:: Exercise tasks ::
**1)** List every quality that, according to the passage on who counts as a real nurse, good bedside nursing requires.
**2)** Write what comes next in the passage on who counts as a real nurse, picking up after its final sentence.

:: Passage ::
****
A: That's totally fine, unless, of course, you'd like nursing to be considered an autonomous, scientific profession. It's understandable that bedside nurses and their advocates resent what they believe to be the disregard for their concerns about staffing and other key issues on the part of some nursing executives, academics, policy-makers and consultants. Good bedside nursing requires an extraordinary combination of intellect, skill, courage, and strength, and when other nurses seem not to appreciate that, it is especially distressing. The same is true when nurse executives make television ads suggesting that because they do not favor certain staffing legislation, "nurses" in general do not. But to say that nurses are not "real" nurses simply because they do not currently provide direct care will suggest to many members of the public that nursing is not a real profession whose members might actually be senior health policymakers, executives, and scholars, but a category of rank-and-file workers who happen to provide custodial care to patients. In fact, by the "real nurse" standard, Florence Nightingale would not have been considered a nurse for most of her career.

Claiming that only bedside nurses are "real nurses" suggests that nursing is not a "real profession," because it is characterized only by physical work and mental work that is done at the bedside. Of course bedside nurses are responsible for countless far-reaching changes to health systems, but the message most people will receive from the "not a real nurse" tactic is that the minute a nurse is not ethically bound to care for patient X today, he is not a nurse--even if he did bedside nursing yesterday and for the past 20 years. It suggests that nurses can only address individual patients who are right in front of them, that nurses are not concerned with broader health policy issues. This also excludes "real nurses" from significant managerial and policy positions, and many academic positions, ensuring that the profession continues to be considered by many to be a "lower skilled" job that does not require significant college training. Would anyone suggest that a physician working in basic research, or one who also holds a management position as chief of surgery, is no longer a "real physician?" In fact, the "real nurse" argument can sound sadly like self-loathing; if you're not being oppressed, you're not a real nurse. But why would you cease to be part of a profession once you start managing members of that profession, or become an advanced policy or academic figure within that profession? US Surgeon General Richard Carmona is a physician and a nurse. Is he not a "real physician?" Or just not a "real nurse?"
****
Stored data entries:
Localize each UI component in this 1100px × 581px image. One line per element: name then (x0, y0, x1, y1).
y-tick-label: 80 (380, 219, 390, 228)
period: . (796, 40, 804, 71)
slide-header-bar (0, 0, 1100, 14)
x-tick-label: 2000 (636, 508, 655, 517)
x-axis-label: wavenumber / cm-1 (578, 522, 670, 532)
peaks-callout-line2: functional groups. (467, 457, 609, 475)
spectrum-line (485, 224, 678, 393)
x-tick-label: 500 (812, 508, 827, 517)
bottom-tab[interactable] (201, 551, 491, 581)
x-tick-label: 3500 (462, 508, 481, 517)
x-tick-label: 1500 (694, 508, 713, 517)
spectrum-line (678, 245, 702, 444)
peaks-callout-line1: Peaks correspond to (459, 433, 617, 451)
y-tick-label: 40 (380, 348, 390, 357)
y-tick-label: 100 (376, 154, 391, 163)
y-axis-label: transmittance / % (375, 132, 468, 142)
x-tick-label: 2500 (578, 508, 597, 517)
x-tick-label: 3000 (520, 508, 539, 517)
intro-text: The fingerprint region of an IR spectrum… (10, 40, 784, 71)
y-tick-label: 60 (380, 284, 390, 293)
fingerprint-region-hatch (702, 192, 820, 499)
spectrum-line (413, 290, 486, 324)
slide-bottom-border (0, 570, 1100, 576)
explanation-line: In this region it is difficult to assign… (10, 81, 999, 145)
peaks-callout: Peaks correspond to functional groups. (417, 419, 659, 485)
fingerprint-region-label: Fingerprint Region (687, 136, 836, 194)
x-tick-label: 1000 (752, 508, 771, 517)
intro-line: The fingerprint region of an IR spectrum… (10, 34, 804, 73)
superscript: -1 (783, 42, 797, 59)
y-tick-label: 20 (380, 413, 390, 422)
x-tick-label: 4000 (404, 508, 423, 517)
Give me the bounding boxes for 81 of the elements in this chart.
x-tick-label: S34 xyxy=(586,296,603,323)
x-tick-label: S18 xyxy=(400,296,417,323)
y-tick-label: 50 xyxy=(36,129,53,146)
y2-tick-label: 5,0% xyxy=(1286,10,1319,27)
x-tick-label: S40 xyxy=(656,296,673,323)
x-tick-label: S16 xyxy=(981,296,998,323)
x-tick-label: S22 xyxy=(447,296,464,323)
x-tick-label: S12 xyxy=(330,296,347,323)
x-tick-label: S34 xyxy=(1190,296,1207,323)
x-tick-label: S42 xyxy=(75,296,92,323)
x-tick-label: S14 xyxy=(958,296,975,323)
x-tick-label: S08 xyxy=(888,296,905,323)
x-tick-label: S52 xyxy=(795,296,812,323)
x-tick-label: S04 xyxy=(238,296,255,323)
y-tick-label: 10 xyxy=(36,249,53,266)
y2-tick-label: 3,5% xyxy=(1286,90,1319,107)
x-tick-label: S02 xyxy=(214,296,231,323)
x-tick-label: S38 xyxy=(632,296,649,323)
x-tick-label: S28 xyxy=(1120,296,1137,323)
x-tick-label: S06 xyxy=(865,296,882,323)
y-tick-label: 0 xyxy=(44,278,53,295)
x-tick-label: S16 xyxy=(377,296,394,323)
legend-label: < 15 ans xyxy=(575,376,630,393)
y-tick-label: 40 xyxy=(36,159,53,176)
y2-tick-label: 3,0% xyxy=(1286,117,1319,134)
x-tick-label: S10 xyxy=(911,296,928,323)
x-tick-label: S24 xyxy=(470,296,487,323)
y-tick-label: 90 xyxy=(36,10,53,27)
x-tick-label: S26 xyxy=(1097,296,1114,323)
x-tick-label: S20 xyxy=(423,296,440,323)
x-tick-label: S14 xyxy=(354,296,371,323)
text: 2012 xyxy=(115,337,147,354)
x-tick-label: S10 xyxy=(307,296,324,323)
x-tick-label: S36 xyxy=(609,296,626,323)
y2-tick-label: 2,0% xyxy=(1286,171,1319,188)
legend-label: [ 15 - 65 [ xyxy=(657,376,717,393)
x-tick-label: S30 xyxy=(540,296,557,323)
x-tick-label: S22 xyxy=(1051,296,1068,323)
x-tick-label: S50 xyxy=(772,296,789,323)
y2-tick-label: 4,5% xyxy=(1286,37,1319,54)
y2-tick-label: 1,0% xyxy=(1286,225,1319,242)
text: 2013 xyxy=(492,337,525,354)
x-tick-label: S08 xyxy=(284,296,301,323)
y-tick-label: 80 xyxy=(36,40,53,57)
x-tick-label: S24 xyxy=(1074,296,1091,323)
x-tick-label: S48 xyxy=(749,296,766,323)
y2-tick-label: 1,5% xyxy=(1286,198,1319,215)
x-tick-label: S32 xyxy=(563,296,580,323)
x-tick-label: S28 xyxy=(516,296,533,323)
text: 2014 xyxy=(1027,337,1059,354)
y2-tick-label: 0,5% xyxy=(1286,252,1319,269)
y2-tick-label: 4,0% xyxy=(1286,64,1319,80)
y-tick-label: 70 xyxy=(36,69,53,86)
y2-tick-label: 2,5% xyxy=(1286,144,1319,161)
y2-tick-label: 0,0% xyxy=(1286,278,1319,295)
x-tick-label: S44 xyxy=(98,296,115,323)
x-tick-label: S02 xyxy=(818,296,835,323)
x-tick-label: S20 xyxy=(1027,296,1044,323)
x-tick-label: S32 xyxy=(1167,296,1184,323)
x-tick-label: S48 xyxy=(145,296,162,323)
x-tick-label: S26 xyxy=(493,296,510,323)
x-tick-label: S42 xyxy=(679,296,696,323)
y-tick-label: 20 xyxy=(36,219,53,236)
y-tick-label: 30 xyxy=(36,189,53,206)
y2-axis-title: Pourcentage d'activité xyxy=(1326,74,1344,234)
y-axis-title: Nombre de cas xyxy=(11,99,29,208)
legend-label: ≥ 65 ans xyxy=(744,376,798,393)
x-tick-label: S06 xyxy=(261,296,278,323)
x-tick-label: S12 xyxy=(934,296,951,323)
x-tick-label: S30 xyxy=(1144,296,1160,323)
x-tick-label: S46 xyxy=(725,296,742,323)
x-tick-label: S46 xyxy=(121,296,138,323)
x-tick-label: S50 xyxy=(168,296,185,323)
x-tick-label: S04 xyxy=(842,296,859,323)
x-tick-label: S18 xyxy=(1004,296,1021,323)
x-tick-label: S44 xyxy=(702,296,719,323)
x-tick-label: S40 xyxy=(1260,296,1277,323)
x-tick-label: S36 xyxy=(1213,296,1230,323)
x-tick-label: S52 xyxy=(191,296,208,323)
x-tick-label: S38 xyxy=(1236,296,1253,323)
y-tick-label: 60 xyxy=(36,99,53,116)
****
:: Answer list ::
**1)** Intellect, skill, courage, and strength.

**2)**
At the most basic level, the "only bedside nurses are real nurses" argument suggests that nurses can never wield significant economic, policymaking or academic power--they can only oppose or resent those who do have it. Of course, the irony for the profession of Florence Nightingale is extreme. Nightingale did provide bedside care, but later in her life spent many years researching, thinking and writing, launching reforms that changed the face of hospital care and nursing practice. If only she had been a "real nurse," she might have done something of "real importance."